◆ **WHAT THE TASK ASKS**:
Print all of the data exactly as written.

◆ **GIVEN INFORMATION**:
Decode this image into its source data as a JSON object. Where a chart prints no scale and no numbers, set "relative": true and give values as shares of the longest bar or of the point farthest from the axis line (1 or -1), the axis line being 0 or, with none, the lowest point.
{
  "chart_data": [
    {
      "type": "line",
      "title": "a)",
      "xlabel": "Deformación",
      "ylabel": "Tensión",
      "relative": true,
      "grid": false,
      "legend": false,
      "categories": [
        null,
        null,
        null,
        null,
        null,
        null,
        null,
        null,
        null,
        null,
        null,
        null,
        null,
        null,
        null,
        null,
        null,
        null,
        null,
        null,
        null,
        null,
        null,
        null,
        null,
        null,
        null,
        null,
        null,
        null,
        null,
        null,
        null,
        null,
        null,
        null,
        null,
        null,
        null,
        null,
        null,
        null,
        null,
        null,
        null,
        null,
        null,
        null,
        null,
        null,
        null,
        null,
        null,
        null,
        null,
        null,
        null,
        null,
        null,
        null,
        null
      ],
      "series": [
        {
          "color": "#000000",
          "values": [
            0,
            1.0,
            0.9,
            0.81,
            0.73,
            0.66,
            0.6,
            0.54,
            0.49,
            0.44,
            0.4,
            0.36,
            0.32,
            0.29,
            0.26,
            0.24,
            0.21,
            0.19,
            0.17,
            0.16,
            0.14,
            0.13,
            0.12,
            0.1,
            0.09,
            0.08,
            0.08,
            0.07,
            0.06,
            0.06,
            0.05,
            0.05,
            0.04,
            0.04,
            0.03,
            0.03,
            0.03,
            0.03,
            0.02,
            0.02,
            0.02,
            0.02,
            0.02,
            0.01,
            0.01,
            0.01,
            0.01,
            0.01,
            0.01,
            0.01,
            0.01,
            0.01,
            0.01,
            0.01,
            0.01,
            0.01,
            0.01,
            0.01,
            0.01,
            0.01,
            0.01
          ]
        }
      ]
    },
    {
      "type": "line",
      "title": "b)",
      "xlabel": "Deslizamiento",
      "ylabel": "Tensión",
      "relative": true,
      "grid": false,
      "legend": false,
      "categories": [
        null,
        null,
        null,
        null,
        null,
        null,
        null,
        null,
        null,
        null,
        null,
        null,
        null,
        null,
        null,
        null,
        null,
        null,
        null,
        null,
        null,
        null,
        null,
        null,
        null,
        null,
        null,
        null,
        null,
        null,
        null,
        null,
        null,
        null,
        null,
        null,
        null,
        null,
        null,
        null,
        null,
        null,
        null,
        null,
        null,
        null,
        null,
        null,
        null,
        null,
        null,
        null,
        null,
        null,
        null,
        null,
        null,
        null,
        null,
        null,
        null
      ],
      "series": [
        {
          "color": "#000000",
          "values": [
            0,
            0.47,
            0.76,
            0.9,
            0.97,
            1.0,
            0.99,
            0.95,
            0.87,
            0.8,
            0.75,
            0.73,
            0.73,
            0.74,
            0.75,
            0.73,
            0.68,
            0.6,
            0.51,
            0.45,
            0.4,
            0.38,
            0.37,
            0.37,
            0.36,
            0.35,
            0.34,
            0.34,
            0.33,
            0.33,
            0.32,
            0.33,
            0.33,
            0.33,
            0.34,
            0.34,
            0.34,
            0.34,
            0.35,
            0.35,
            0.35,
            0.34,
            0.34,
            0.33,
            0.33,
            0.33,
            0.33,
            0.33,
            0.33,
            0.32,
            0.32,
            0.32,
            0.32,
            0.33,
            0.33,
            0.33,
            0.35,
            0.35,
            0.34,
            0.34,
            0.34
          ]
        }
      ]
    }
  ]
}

◆ **REPLY TO THE EXERCISE**:
Decode this image into its source data as a JSON object. Where a chart prints no scale and no numbers, set "relative": true and give values as shares of the longest bar or of the point farthest from the axis line (1 or -1), the axis line being 0 or, with none, the lowest point.
{
  "chart_data": [
    {
      "type": "line",
      "title": "a)",
      "xlabel": "Deformación",
      "ylabel": "Tensión",
      "relative": true,
      "grid": false,
      "legend": false,
      "categories": [
        null,
        null,
        null,
        null,
        null,
        null,
        null,
        null,
        null,
        null,
        null,
        null,
        null,
        null,
        null,
        null,
        null,
        null,
        null,
        null,
        null,
        null,
        null,
        null,
        null,
        null,
        null,
        null,
        null,
        null,
        null,
        null,
        null,
        null,
        null,
        null,
        null,
        null,
        null,
        null,
        null,
        null,
        null,
        null,
        null,
        null,
        null,
        null,
        null,
        null,
        null,
        null,
        null,
        null,
        null,
        null,
        null,
        null,
        null,
        null,
        null
      ],
      "series": [
        {
          "color": "#000000",
          "values": [
            0,
            1.0,
            0.9,
            0.81,
            0.73,
            0.66,
            0.6,
            0.54,
            0.49,
            0.44,
            0.4,
            0.36,
            0.32,
            0.29,
            0.26,
            0.24,
            0.21,
            0.19,
            0.17,
            0.16,
            0.14,
            0.13,
            0.12,
            0.1,
            0.09,
            0.08,
            0.08,
            0.07,
            0.06,
            0.06,
            0.05,
            0.05,
            0.04,
            0.04,
            0.03,
            0.03,
            0.03,
            0.03,
            0.02,
            0.02,
            0.02,
            0.02,
            0.02,
            0.01,
            0.01,
            0.01,
            0.01,
            0.01,
            0.01,
            0.01,
            0.01,
            0.01,
            0.01,
            0.01,
            0.01,
            0.01,
            0.01,
            0.01,
            0.01,
            0.01,
            0.01
          ]
        }
      ]
    },
    {
      "type": "line",
      "title": "b)",
      "xlabel": "Deslizamiento",
      "ylabel": "Tensión",
      "relative": true,
      "grid": false,
      "legend": false,
      "categories": [
        null,
        null,
        null,
        null,
        null,
        null,
        null,
        null,
        null,
        null,
        null,
        null,
        null,
        null,
        null,
        null,
        null,
        null,
        null,
        null,
        null,
        null,
        null,
        null,
        null,
        null,
        null,
        null,
        null,
        null,
        null,
        null,
        null,
        null,
        null,
        null,
        null,
        null,
        null,
        null,
        null,
        null,
        null,
        null,
        null,
        null,
        null,
        null,
        null,
        null,
        null,
        null,
        null,
        null,
        null,
        null,
        null,
        null,
        null,
        null,
        null
      ],
      "series": [
        {
          "color": "#000000",
          "values": [
            0,
            0.47,
            0.76,
            0.9,
            0.97,
            1.0,
            0.99,
            0.95,
            0.87,
            0.8,
            0.75,
            0.73,
            0.73,
            0.74,
            0.75,
            0.73,
            0.68,
            0.6,
            0.51,
            0.45,
            0.4,
            0.38,
            0.37,
            0.37,
            0.36,
            0.35,
            0.34,
            0.34,
            0.33,
            0.33,
            0.32,
            0.33,
            0.33,
            0.33,
            0.34,
            0.34,
            0.34,
            0.34,
            0.35,
            0.35,
            0.35,
            0.34,
            0.34,
            0.33,
            0.33,
            0.33,
            0.33,
            0.33,
            0.33,
            0.32,
            0.32,
            0.32,
            0.32,
            0.33,
            0.33,
            0.33,
            0.35,
            0.35,
            0.34,
            0.34,
            0.34
          ]
        }
      ]
    }
  ]
}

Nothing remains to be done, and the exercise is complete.